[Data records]

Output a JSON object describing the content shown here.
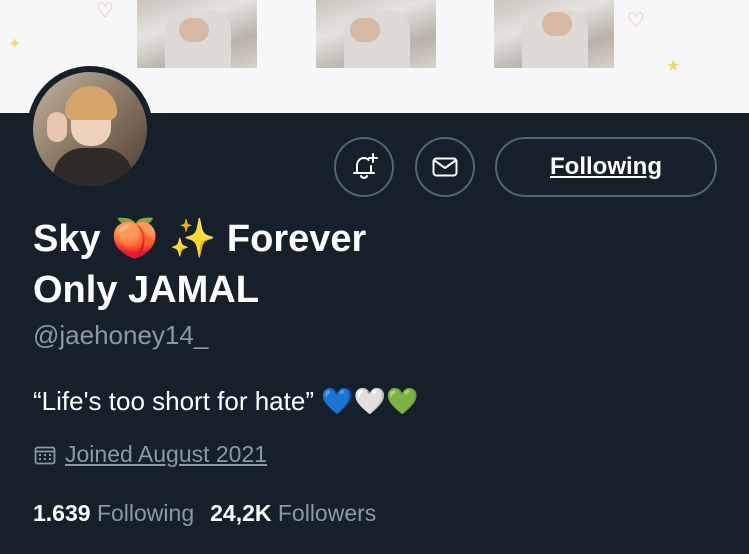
{
  "profile": {
    "display_name_line1": "Sky 🍑 ✨ Forever",
    "display_name_line2": "Only JAMAL",
    "handle": "@jaehoney14_",
    "bio": "“Life's too short for hate” 💙🤍💚",
    "joined": "Joined August 2021"
  },
  "actions": {
    "follow_label": "Following"
  },
  "stats": {
    "following_count": "1.639",
    "following_label": "Following",
    "followers_count": "24,2K",
    "followers_label": "Followers"
  },
  "icons": {
    "notifications": "bell-plus-icon",
    "message": "envelope-icon",
    "calendar": "calendar-icon"
  },
  "colors": {
    "background": "#15202b",
    "text": "#ffffff",
    "muted": "#8b98a5",
    "border": "#536471"
  }
}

■ STATED TASK: Print out the whole of the material word for word, without pictures.

■ TASK ANSWER:
Output a JSON object describing the content shown here.
{
  "profile": {
    "display_name_line1": "Sky 🍑 ✨ Forever",
    "display_name_line2": "Only JAMAL",
    "handle": "@jaehoney14_",
    "bio": "“Life's too short for hate” 💙🤍💚",
    "joined": "Joined August 2021"
  },
  "actions": {
    "follow_label": "Following"
  },
  "stats": {
    "following_count": "1.639",
    "following_label": "Following",
    "followers_count": "24,2K",
    "followers_label": "Followers"
  },
  "icons": {
    "notifications": "bell-plus-icon",
    "message": "envelope-icon",
    "calendar": "calendar-icon"
  },
  "colors": {
    "background": "#15202b",
    "text": "#ffffff",
    "muted": "#8b98a5",
    "border": "#536471"
  }
}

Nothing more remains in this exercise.